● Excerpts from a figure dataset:
+++++
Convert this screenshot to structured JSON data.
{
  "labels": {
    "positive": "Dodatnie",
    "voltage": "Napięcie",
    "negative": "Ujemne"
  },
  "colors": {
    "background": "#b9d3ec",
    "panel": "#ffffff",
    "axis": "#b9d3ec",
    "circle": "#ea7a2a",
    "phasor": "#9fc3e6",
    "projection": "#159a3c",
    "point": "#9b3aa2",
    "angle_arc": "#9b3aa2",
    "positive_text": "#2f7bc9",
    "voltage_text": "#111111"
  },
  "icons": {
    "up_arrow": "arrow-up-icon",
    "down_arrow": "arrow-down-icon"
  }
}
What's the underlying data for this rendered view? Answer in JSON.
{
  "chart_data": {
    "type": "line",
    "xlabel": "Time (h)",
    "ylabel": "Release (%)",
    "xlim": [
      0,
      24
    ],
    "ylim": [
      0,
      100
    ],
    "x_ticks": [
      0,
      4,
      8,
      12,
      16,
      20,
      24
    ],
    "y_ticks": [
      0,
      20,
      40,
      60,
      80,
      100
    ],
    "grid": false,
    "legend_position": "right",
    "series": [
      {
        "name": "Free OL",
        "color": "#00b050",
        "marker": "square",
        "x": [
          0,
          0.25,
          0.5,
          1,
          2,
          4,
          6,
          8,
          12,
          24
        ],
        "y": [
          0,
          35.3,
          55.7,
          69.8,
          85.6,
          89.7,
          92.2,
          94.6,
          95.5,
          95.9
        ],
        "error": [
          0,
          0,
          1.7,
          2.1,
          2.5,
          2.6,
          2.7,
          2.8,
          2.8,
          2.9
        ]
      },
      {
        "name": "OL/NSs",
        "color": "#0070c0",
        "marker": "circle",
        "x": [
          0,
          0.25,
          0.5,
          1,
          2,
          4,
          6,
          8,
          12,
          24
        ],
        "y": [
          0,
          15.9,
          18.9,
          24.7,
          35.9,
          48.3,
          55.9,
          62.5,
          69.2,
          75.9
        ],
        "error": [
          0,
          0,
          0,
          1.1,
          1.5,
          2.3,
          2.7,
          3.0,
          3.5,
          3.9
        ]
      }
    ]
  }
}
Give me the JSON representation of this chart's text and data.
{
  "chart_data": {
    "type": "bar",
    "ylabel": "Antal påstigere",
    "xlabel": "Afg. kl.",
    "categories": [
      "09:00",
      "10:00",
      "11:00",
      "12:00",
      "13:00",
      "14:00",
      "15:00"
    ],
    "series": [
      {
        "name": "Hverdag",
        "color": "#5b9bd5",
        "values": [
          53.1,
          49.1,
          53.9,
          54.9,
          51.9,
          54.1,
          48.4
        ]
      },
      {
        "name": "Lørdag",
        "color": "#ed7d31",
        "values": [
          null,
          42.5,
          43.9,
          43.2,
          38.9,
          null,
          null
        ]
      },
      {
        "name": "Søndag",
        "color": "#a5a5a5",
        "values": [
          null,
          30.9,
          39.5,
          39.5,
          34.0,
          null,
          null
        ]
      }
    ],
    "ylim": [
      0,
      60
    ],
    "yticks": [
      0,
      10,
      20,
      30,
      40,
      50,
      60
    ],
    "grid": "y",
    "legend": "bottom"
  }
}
+++++
● THE EXERCISE:
Reproduce the complete set of lines precisely as supplied.

● ANSWER IN FULL:
Convert this screenshot to structured JSON data.
{
  "labels": {
    "positive": "Dodatnie",
    "voltage": "Napięcie",
    "negative": "Ujemne"
  },
  "colors": {
    "background": "#b9d3ec",
    "panel": "#ffffff",
    "axis": "#b9d3ec",
    "circle": "#ea7a2a",
    "phasor": "#9fc3e6",
    "projection": "#159a3c",
    "point": "#9b3aa2",
    "angle_arc": "#9b3aa2",
    "positive_text": "#2f7bc9",
    "voltage_text": "#111111"
  },
  "icons": {
    "up_arrow": "arrow-up-icon",
    "down_arrow": "arrow-down-icon"
  }
}
What's the underlying data for this rendered view? Answer in JSON.
{
  "chart_data": {
    "type": "line",
    "xlabel": "Time (h)",
    "ylabel": "Release (%)",
    "xlim": [
      0,
      24
    ],
    "ylim": [
      0,
      100
    ],
    "x_ticks": [
      0,
      4,
      8,
      12,
      16,
      20,
      24
    ],
    "y_ticks": [
      0,
      20,
      40,
      60,
      80,
      100
    ],
    "grid": false,
    "legend_position": "right",
    "series": [
      {
        "name": "Free OL",
        "color": "#00b050",
        "marker": "square",
        "x": [
          0,
          0.25,
          0.5,
          1,
          2,
          4,
          6,
          8,
          12,
          24
        ],
        "y": [
          0,
          35.3,
          55.7,
          69.8,
          85.6,
          89.7,
          92.2,
          94.6,
          95.5,
          95.9
        ],
        "error": [
          0,
          0,
          1.7,
          2.1,
          2.5,
          2.6,
          2.7,
          2.8,
          2.8,
          2.9
        ]
      },
      {
        "name": "OL/NSs",
        "color": "#0070c0",
        "marker": "circle",
        "x": [
          0,
          0.25,
          0.5,
          1,
          2,
          4,
          6,
          8,
          12,
          24
        ],
        "y": [
          0,
          15.9,
          18.9,
          24.7,
          35.9,
          48.3,
          55.9,
          62.5,
          69.2,
          75.9
        ],
        "error": [
          0,
          0,
          0,
          1.1,
          1.5,
          2.3,
          2.7,
          3.0,
          3.5,
          3.9
        ]
      }
    ]
  }
}
Give me the JSON representation of this chart's text and data.
{
  "chart_data": {
    "type": "bar",
    "ylabel": "Antal påstigere",
    "xlabel": "Afg. kl.",
    "categories": [
      "09:00",
      "10:00",
      "11:00",
      "12:00",
      "13:00",
      "14:00",
      "15:00"
    ],
    "series": [
      {
        "name": "Hverdag",
        "color": "#5b9bd5",
        "values": [
          53.1,
          49.1,
          53.9,
          54.9,
          51.9,
          54.1,
          48.4
        ]
      },
      {
        "name": "Lørdag",
        "color": "#ed7d31",
        "values": [
          null,
          42.5,
          43.9,
          43.2,
          38.9,
          null,
          null
        ]
      },
      {
        "name": "Søndag",
        "color": "#a5a5a5",
        "values": [
          null,
          30.9,
          39.5,
          39.5,
          34.0,
          null,
          null
        ]
      }
    ],
    "ylim": [
      0,
      60
    ],
    "yticks": [
      0,
      10,
      20,
      30,
      40,
      50,
      60
    ],
    "grid": "y",
    "legend": "bottom"
  }
}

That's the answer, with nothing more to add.